### EXERCISE OBJECTIVE
How many of the lines contain the string "this"? Give the number, with no other words.

☆ ☆ ☆ ☆ ☆

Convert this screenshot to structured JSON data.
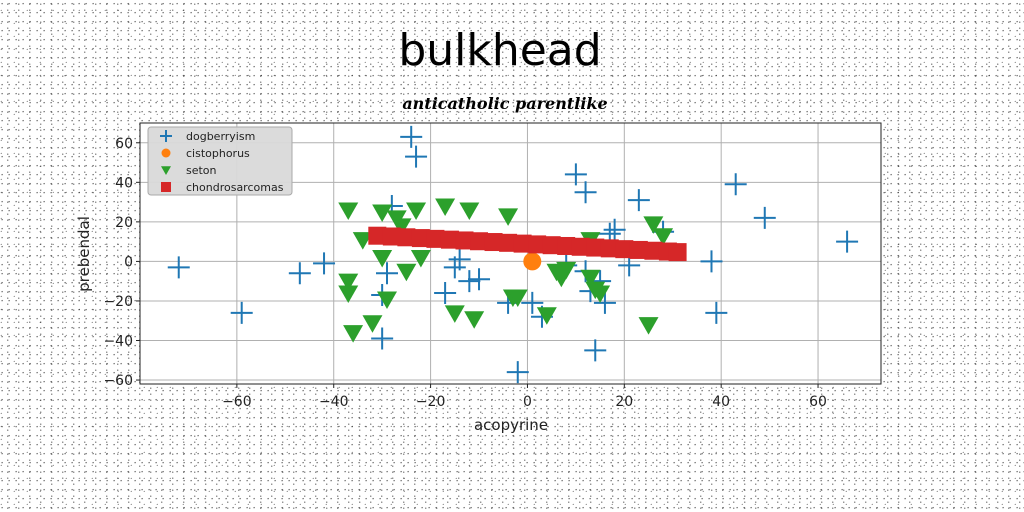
{
  "chart_data": {
    "type": "scatter",
    "title": "bulkhead",
    "subtitle": "anticatholic parentlike",
    "xlabel": "acopyrine",
    "ylabel": "prebendal",
    "xlim": [
      -80,
      73
    ],
    "ylim": [
      -62,
      70
    ],
    "xticks": [
      -60,
      -40,
      -20,
      0,
      20,
      40,
      60
    ],
    "yticks": [
      -60,
      -40,
      -20,
      0,
      20,
      40,
      60
    ],
    "grid": true,
    "legend_position": "top-left",
    "series": [
      {
        "name": "dogberryism",
        "marker": "plus",
        "color": "#1f77b4",
        "points": [
          [
            -72,
            -3
          ],
          [
            -59,
            -26
          ],
          [
            -47,
            -6
          ],
          [
            -42,
            -1
          ],
          [
            -30,
            -17
          ],
          [
            -30,
            -39
          ],
          [
            -29,
            -6
          ],
          [
            -28,
            28
          ],
          [
            -24,
            63
          ],
          [
            -23,
            53
          ],
          [
            -17,
            -16
          ],
          [
            -15,
            -3
          ],
          [
            -14,
            1
          ],
          [
            -12,
            -10
          ],
          [
            -10,
            -9
          ],
          [
            -4,
            -21
          ],
          [
            -2,
            -56
          ],
          [
            1,
            -21
          ],
          [
            3,
            -28
          ],
          [
            8,
            -2
          ],
          [
            10,
            44
          ],
          [
            12,
            35
          ],
          [
            12,
            -5
          ],
          [
            13,
            -15
          ],
          [
            14,
            -45
          ],
          [
            15,
            -10
          ],
          [
            16,
            -21
          ],
          [
            17,
            14
          ],
          [
            18,
            16
          ],
          [
            21,
            -2
          ],
          [
            23,
            31
          ],
          [
            28,
            15
          ],
          [
            38,
            0
          ],
          [
            39,
            -26
          ],
          [
            43,
            39
          ],
          [
            49,
            22
          ],
          [
            66,
            10
          ]
        ]
      },
      {
        "name": "cistophorus",
        "marker": "circle",
        "color": "#ff7f0e",
        "points": [
          [
            1,
            0
          ]
        ]
      },
      {
        "name": "seton",
        "marker": "triangle-down",
        "color": "#2ca02c",
        "points": [
          [
            -37,
            26
          ],
          [
            -37,
            -10
          ],
          [
            -37,
            -16
          ],
          [
            -36,
            -36
          ],
          [
            -34,
            11
          ],
          [
            -32,
            -31
          ],
          [
            -30,
            25
          ],
          [
            -30,
            2
          ],
          [
            -29,
            -19
          ],
          [
            -27,
            22
          ],
          [
            -26,
            18
          ],
          [
            -25,
            -5
          ],
          [
            -23,
            26
          ],
          [
            -22,
            2
          ],
          [
            -17,
            28
          ],
          [
            -15,
            -26
          ],
          [
            -12,
            26
          ],
          [
            -11,
            -29
          ],
          [
            -4,
            23
          ],
          [
            -3,
            -18
          ],
          [
            -2,
            -18
          ],
          [
            4,
            -27
          ],
          [
            6,
            -5
          ],
          [
            7,
            -8
          ],
          [
            8,
            -4
          ],
          [
            13,
            11
          ],
          [
            13,
            -8
          ],
          [
            14,
            -14
          ],
          [
            15,
            -16
          ],
          [
            25,
            -32
          ],
          [
            26,
            19
          ],
          [
            28,
            13
          ]
        ]
      },
      {
        "name": "chondrosarcomas",
        "marker": "square",
        "color": "#d62728",
        "points": [
          [
            -31,
            13
          ],
          [
            -28,
            12.6
          ],
          [
            -25,
            12.2
          ],
          [
            -22,
            11.8
          ],
          [
            -19,
            11.4
          ],
          [
            -16,
            11
          ],
          [
            -13,
            10.6
          ],
          [
            -10,
            10.2
          ],
          [
            -7,
            9.8
          ],
          [
            -4,
            9.4
          ],
          [
            -1,
            9
          ],
          [
            2,
            8.6
          ],
          [
            5,
            8.2
          ],
          [
            8,
            7.8
          ],
          [
            11,
            7.4
          ],
          [
            14,
            7
          ],
          [
            17,
            6.6
          ],
          [
            20,
            6.2
          ],
          [
            23,
            5.8
          ],
          [
            26,
            5.4
          ],
          [
            29,
            5
          ],
          [
            31,
            4.7
          ]
        ]
      }
    ]
  }
}
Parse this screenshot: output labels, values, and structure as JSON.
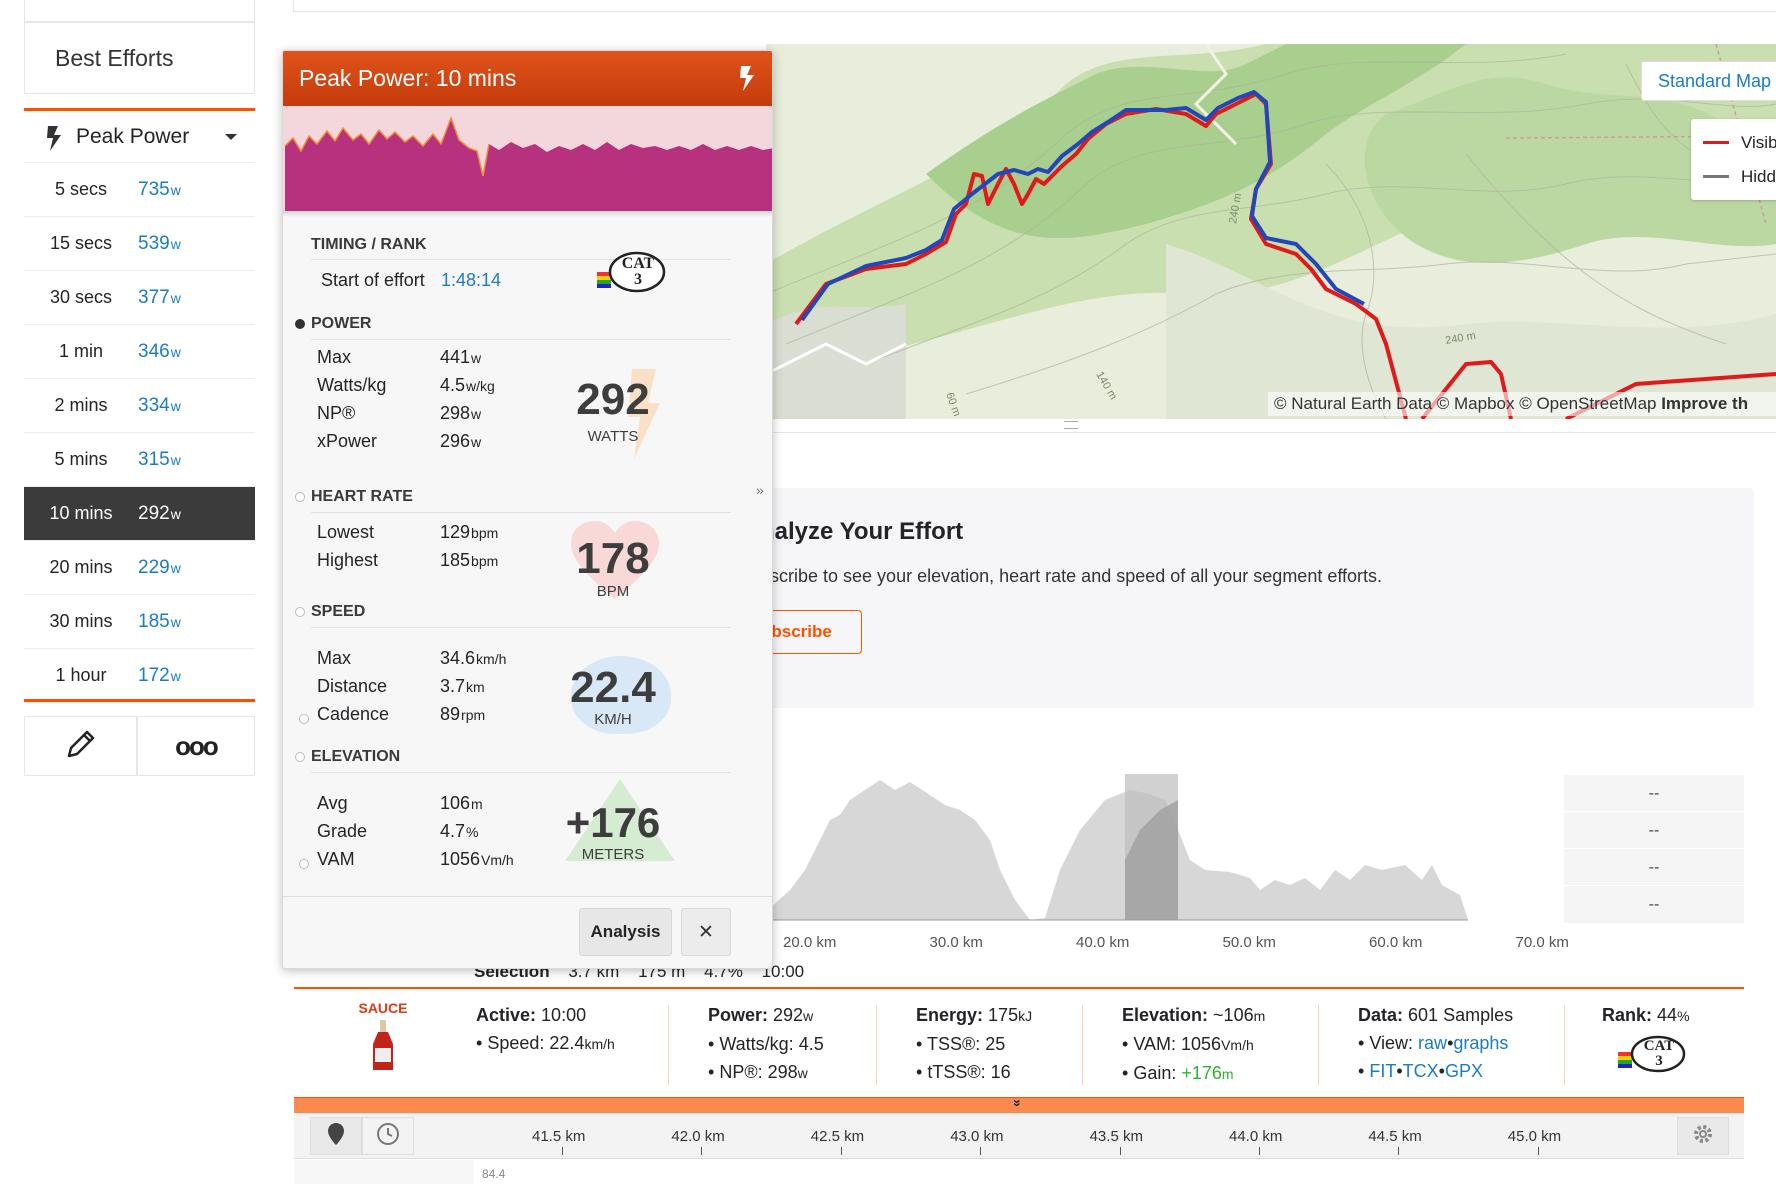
{
  "sidebar": {
    "best_efforts_title": "Best Efforts",
    "dropdown_label": "Peak Power",
    "rows": [
      {
        "label": "5 secs",
        "value": "735",
        "unit": "w"
      },
      {
        "label": "15 secs",
        "value": "539",
        "unit": "w"
      },
      {
        "label": "30 secs",
        "value": "377",
        "unit": "w"
      },
      {
        "label": "1 min",
        "value": "346",
        "unit": "w"
      },
      {
        "label": "2 mins",
        "value": "334",
        "unit": "w"
      },
      {
        "label": "5 mins",
        "value": "315",
        "unit": "w"
      },
      {
        "label": "10 mins",
        "value": "292",
        "unit": "w",
        "selected": true
      },
      {
        "label": "20 mins",
        "value": "229",
        "unit": "w"
      },
      {
        "label": "30 mins",
        "value": "185",
        "unit": "w"
      },
      {
        "label": "1 hour",
        "value": "172",
        "unit": "w"
      }
    ],
    "more_glyph": "ooo"
  },
  "popup": {
    "title": "Peak Power: 10 mins",
    "timing_title": "TIMING / RANK",
    "start_label": "Start of effort",
    "start_value": "1:48:14",
    "cat_badge": "CAT 3",
    "power_title": "POWER",
    "power": [
      {
        "label": "Max",
        "value": "441",
        "unit": "w"
      },
      {
        "label": "Watts/kg",
        "value": "4.5",
        "unit": "w/kg"
      },
      {
        "label": "NP®",
        "value": "298",
        "unit": "w"
      },
      {
        "label": "xPower",
        "value": "296",
        "unit": "w"
      }
    ],
    "power_big": "292",
    "power_big_unit": "WATTS",
    "hr_title": "HEART RATE",
    "hr": [
      {
        "label": "Lowest",
        "value": "129",
        "unit": "bpm"
      },
      {
        "label": "Highest",
        "value": "185",
        "unit": "bpm"
      }
    ],
    "hr_big": "178",
    "hr_big_unit": "BPM",
    "speed_title": "SPEED",
    "speed": [
      {
        "label": "Max",
        "value": "34.6",
        "unit": "km/h"
      },
      {
        "label": "Distance",
        "value": "3.7",
        "unit": "km"
      },
      {
        "label": "Cadence",
        "value": "89",
        "unit": "rpm"
      }
    ],
    "speed_big": "22.4",
    "speed_big_unit": "KM/H",
    "elev_title": "ELEVATION",
    "elev": [
      {
        "label": "Avg",
        "value": "106",
        "unit": "m"
      },
      {
        "label": "Grade",
        "value": "4.7",
        "unit": "%"
      },
      {
        "label": "VAM",
        "value": "1056",
        "unit": "Vm/h"
      }
    ],
    "elev_big": "+176",
    "elev_big_unit": "METERS",
    "analysis_button": "Analysis",
    "close_glyph": "✕",
    "expand_glyph": "»"
  },
  "map": {
    "standard_map_button": "Standard Map",
    "legend": [
      "Visib",
      "Hidd"
    ],
    "attribution_text": "© Natural Earth Data © Mapbox © OpenStreetMap ",
    "attribution_bold": "Improve th",
    "contours": [
      "240 m",
      "240 m",
      "140 m",
      "60 m"
    ],
    "colors": {
      "visible": "#e01a1a",
      "hidden": "#777777",
      "selection": "#2346b8"
    }
  },
  "analyze": {
    "title": "nalyze Your Effort",
    "body": "bscribe to see your elevation, heart rate and speed of all your segment efforts.",
    "button": "ubscribe"
  },
  "elevation_chart": {
    "x_ticks": [
      "20.0 km",
      "30.0 km",
      "40.0 km",
      "50.0 km",
      "60.0 km",
      "70.0 km"
    ],
    "side_values": [
      "--",
      "--",
      "--",
      "--"
    ],
    "selection_label": "Selection",
    "selection_values": [
      "3.7 km",
      "175 m",
      "4.7%",
      "10:00"
    ]
  },
  "stats": {
    "sauce_label": "SAUCE",
    "active_label": "Active:",
    "active_value": "10:00",
    "speed_label": "Speed:",
    "speed_value": "22.4",
    "speed_unit": "km/h",
    "power_label": "Power:",
    "power_value": "292",
    "power_unit": "w",
    "wkg_label": "Watts/kg:",
    "wkg_value": "4.5",
    "np_label": "NP®:",
    "np_value": "298",
    "np_unit": "w",
    "energy_label": "Energy:",
    "energy_value": "175",
    "energy_unit": "kJ",
    "tss_label": "TSS®:",
    "tss_value": "25",
    "ttss_label": "tTSS®:",
    "ttss_value": "16",
    "elev_label": "Elevation:",
    "elev_value": "~106",
    "elev_unit": "m",
    "vam_label": "VAM:",
    "vam_value": "1056",
    "vam_unit": "Vm/h",
    "gain_label": "Gain:",
    "gain_value": "+176",
    "gain_unit": "m",
    "data_label": "Data:",
    "data_value": "601 Samples",
    "view_label": "View:",
    "view_raw": "raw",
    "view_graphs": "graphs",
    "fit": "FIT",
    "tcx": "TCX",
    "gpx": "GPX",
    "rank_label": "Rank:",
    "rank_value": "44",
    "rank_unit": "%",
    "rank_badge": "CAT 3",
    "sep": "•"
  },
  "timeline": {
    "ticks": [
      "41.5 km",
      "42.0 km",
      "42.5 km",
      "43.0 km",
      "43.5 km",
      "44.0 km",
      "44.5 km",
      "45.0 km"
    ],
    "y_value": "84.4",
    "collapse_glyph": "»"
  },
  "colors": {
    "accent": "#fc5200",
    "link": "#1a7dc3",
    "power_fill": "#b8317f",
    "gain": "#2db52d"
  }
}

☆ ☆ ☆ ☆ ☆

### TASK RESPONSE
2